Repeat every record below exactly as it appears.
===== Exercise data =====
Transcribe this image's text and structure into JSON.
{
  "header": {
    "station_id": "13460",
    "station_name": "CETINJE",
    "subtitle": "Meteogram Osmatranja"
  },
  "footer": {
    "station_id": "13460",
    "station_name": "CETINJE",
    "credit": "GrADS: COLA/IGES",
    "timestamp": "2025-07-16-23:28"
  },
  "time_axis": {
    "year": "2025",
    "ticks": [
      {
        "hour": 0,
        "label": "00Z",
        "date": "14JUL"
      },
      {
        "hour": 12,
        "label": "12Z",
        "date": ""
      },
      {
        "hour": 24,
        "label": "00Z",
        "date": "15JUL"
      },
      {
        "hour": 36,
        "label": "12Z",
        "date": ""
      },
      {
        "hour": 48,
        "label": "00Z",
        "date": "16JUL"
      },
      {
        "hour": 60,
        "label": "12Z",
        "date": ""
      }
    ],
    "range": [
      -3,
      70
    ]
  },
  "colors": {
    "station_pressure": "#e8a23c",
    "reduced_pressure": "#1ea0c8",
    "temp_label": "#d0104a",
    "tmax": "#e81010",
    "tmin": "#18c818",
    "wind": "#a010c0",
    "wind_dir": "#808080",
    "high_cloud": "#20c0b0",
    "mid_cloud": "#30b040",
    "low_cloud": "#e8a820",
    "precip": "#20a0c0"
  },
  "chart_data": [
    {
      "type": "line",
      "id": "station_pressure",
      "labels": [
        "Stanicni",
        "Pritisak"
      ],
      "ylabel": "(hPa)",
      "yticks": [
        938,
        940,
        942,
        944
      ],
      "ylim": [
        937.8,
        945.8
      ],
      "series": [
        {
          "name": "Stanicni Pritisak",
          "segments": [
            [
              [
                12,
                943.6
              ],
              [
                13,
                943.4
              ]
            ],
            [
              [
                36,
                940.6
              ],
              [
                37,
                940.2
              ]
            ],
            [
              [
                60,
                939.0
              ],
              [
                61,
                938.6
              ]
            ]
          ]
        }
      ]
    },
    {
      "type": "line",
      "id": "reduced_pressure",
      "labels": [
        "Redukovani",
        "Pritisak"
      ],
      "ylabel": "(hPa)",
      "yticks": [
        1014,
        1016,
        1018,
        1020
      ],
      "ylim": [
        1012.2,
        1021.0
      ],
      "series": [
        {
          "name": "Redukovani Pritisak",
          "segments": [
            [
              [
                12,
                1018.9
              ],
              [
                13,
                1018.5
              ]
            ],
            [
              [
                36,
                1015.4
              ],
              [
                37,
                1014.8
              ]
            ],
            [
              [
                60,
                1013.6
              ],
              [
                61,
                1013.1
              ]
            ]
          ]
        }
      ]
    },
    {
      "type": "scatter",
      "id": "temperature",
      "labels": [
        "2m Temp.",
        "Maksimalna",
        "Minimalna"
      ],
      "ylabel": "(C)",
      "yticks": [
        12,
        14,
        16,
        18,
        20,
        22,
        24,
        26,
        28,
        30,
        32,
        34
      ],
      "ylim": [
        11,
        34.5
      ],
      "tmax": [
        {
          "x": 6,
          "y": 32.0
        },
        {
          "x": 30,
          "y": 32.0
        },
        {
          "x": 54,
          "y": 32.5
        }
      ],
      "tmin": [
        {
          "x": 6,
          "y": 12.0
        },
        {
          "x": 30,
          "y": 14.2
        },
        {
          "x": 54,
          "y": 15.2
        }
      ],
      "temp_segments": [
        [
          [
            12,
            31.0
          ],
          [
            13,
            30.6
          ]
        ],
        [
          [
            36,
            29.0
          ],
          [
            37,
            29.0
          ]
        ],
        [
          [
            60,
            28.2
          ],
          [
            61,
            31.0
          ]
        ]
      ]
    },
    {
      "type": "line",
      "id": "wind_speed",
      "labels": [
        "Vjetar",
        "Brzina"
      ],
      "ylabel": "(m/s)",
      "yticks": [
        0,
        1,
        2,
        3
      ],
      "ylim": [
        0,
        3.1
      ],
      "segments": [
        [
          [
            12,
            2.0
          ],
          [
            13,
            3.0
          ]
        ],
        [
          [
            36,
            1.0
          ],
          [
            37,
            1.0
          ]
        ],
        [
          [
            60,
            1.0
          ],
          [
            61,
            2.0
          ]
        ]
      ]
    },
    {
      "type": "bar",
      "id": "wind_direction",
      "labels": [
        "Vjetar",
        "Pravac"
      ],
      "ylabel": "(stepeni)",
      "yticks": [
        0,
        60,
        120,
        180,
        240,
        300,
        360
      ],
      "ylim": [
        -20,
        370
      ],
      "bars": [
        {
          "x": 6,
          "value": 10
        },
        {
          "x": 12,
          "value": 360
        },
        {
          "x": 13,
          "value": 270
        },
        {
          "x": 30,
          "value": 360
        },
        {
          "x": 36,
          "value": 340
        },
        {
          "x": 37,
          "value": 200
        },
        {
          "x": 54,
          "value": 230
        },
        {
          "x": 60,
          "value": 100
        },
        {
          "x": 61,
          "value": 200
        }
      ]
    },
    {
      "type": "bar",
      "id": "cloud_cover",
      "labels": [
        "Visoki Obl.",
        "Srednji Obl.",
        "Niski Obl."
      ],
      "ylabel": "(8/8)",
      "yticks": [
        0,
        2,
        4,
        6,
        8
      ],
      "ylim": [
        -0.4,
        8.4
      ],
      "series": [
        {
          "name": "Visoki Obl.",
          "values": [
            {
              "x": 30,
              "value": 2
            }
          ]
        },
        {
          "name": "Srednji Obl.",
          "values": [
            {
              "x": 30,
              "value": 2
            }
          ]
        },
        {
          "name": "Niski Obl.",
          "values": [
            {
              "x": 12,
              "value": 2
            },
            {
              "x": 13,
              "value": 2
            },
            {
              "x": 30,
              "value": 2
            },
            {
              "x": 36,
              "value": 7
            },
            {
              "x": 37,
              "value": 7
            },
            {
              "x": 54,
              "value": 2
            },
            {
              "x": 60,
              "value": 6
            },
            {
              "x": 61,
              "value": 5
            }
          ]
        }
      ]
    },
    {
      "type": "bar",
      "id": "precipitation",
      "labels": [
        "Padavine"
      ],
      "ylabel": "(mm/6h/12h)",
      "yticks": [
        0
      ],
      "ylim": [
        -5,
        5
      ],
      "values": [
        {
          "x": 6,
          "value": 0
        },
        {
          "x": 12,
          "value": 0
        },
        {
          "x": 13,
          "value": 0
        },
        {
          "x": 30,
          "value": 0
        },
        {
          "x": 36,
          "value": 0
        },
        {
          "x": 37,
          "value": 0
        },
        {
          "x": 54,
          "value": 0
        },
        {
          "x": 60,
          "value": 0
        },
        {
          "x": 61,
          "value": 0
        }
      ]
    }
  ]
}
=====
Correct answer:
Transcribe this image's text and structure into JSON.
{
  "header": {
    "station_id": "13460",
    "station_name": "CETINJE",
    "subtitle": "Meteogram Osmatranja"
  },
  "footer": {
    "station_id": "13460",
    "station_name": "CETINJE",
    "credit": "GrADS: COLA/IGES",
    "timestamp": "2025-07-16-23:28"
  },
  "time_axis": {
    "year": "2025",
    "ticks": [
      {
        "hour": 0,
        "label": "00Z",
        "date": "14JUL"
      },
      {
        "hour": 12,
        "label": "12Z",
        "date": ""
      },
      {
        "hour": 24,
        "label": "00Z",
        "date": "15JUL"
      },
      {
        "hour": 36,
        "label": "12Z",
        "date": ""
      },
      {
        "hour": 48,
        "label": "00Z",
        "date": "16JUL"
      },
      {
        "hour": 60,
        "label": "12Z",
        "date": ""
      }
    ],
    "range": [
      -3,
      70
    ]
  },
  "colors": {
    "station_pressure": "#e8a23c",
    "reduced_pressure": "#1ea0c8",
    "temp_label": "#d0104a",
    "tmax": "#e81010",
    "tmin": "#18c818",
    "wind": "#a010c0",
    "wind_dir": "#808080",
    "high_cloud": "#20c0b0",
    "mid_cloud": "#30b040",
    "low_cloud": "#e8a820",
    "precip": "#20a0c0"
  },
  "chart_data": [
    {
      "type": "line",
      "id": "station_pressure",
      "labels": [
        "Stanicni",
        "Pritisak"
      ],
      "ylabel": "(hPa)",
      "yticks": [
        938,
        940,
        942,
        944
      ],
      "ylim": [
        937.8,
        945.8
      ],
      "series": [
        {
          "name": "Stanicni Pritisak",
          "segments": [
            [
              [
                12,
                943.6
              ],
              [
                13,
                943.4
              ]
            ],
            [
              [
                36,
                940.6
              ],
              [
                37,
                940.2
              ]
            ],
            [
              [
                60,
                939.0
              ],
              [
                61,
                938.6
              ]
            ]
          ]
        }
      ]
    },
    {
      "type": "line",
      "id": "reduced_pressure",
      "labels": [
        "Redukovani",
        "Pritisak"
      ],
      "ylabel": "(hPa)",
      "yticks": [
        1014,
        1016,
        1018,
        1020
      ],
      "ylim": [
        1012.2,
        1021.0
      ],
      "series": [
        {
          "name": "Redukovani Pritisak",
          "segments": [
            [
              [
                12,
                1018.9
              ],
              [
                13,
                1018.5
              ]
            ],
            [
              [
                36,
                1015.4
              ],
              [
                37,
                1014.8
              ]
            ],
            [
              [
                60,
                1013.6
              ],
              [
                61,
                1013.1
              ]
            ]
          ]
        }
      ]
    },
    {
      "type": "scatter",
      "id": "temperature",
      "labels": [
        "2m Temp.",
        "Maksimalna",
        "Minimalna"
      ],
      "ylabel": "(C)",
      "yticks": [
        12,
        14,
        16,
        18,
        20,
        22,
        24,
        26,
        28,
        30,
        32,
        34
      ],
      "ylim": [
        11,
        34.5
      ],
      "tmax": [
        {
          "x": 6,
          "y": 32.0
        },
        {
          "x": 30,
          "y": 32.0
        },
        {
          "x": 54,
          "y": 32.5
        }
      ],
      "tmin": [
        {
          "x": 6,
          "y": 12.0
        },
        {
          "x": 30,
          "y": 14.2
        },
        {
          "x": 54,
          "y": 15.2
        }
      ],
      "temp_segments": [
        [
          [
            12,
            31.0
          ],
          [
            13,
            30.6
          ]
        ],
        [
          [
            36,
            29.0
          ],
          [
            37,
            29.0
          ]
        ],
        [
          [
            60,
            28.2
          ],
          [
            61,
            31.0
          ]
        ]
      ]
    },
    {
      "type": "line",
      "id": "wind_speed",
      "labels": [
        "Vjetar",
        "Brzina"
      ],
      "ylabel": "(m/s)",
      "yticks": [
        0,
        1,
        2,
        3
      ],
      "ylim": [
        0,
        3.1
      ],
      "segments": [
        [
          [
            12,
            2.0
          ],
          [
            13,
            3.0
          ]
        ],
        [
          [
            36,
            1.0
          ],
          [
            37,
            1.0
          ]
        ],
        [
          [
            60,
            1.0
          ],
          [
            61,
            2.0
          ]
        ]
      ]
    },
    {
      "type": "bar",
      "id": "wind_direction",
      "labels": [
        "Vjetar",
        "Pravac"
      ],
      "ylabel": "(stepeni)",
      "yticks": [
        0,
        60,
        120,
        180,
        240,
        300,
        360
      ],
      "ylim": [
        -20,
        370
      ],
      "bars": [
        {
          "x": 6,
          "value": 10
        },
        {
          "x": 12,
          "value": 360
        },
        {
          "x": 13,
          "value": 270
        },
        {
          "x": 30,
          "value": 360
        },
        {
          "x": 36,
          "value": 340
        },
        {
          "x": 37,
          "value": 200
        },
        {
          "x": 54,
          "value": 230
        },
        {
          "x": 60,
          "value": 100
        },
        {
          "x": 61,
          "value": 200
        }
      ]
    },
    {
      "type": "bar",
      "id": "cloud_cover",
      "labels": [
        "Visoki Obl.",
        "Srednji Obl.",
        "Niski Obl."
      ],
      "ylabel": "(8/8)",
      "yticks": [
        0,
        2,
        4,
        6,
        8
      ],
      "ylim": [
        -0.4,
        8.4
      ],
      "series": [
        {
          "name": "Visoki Obl.",
          "values": [
            {
              "x": 30,
              "value": 2
            }
          ]
        },
        {
          "name": "Srednji Obl.",
          "values": [
            {
              "x": 30,
              "value": 2
            }
          ]
        },
        {
          "name": "Niski Obl.",
          "values": [
            {
              "x": 12,
              "value": 2
            },
            {
              "x": 13,
              "value": 2
            },
            {
              "x": 30,
              "value": 2
            },
            {
              "x": 36,
              "value": 7
            },
            {
              "x": 37,
              "value": 7
            },
            {
              "x": 54,
              "value": 2
            },
            {
              "x": 60,
              "value": 6
            },
            {
              "x": 61,
              "value": 5
            }
          ]
        }
      ]
    },
    {
      "type": "bar",
      "id": "precipitation",
      "labels": [
        "Padavine"
      ],
      "ylabel": "(mm/6h/12h)",
      "yticks": [
        0
      ],
      "ylim": [
        -5,
        5
      ],
      "values": [
        {
          "x": 6,
          "value": 0
        },
        {
          "x": 12,
          "value": 0
        },
        {
          "x": 13,
          "value": 0
        },
        {
          "x": 30,
          "value": 0
        },
        {
          "x": 36,
          "value": 0
        },
        {
          "x": 37,
          "value": 0
        },
        {
          "x": 54,
          "value": 0
        },
        {
          "x": 60,
          "value": 0
        },
        {
          "x": 61,
          "value": 0
        }
      ]
    }
  ]
}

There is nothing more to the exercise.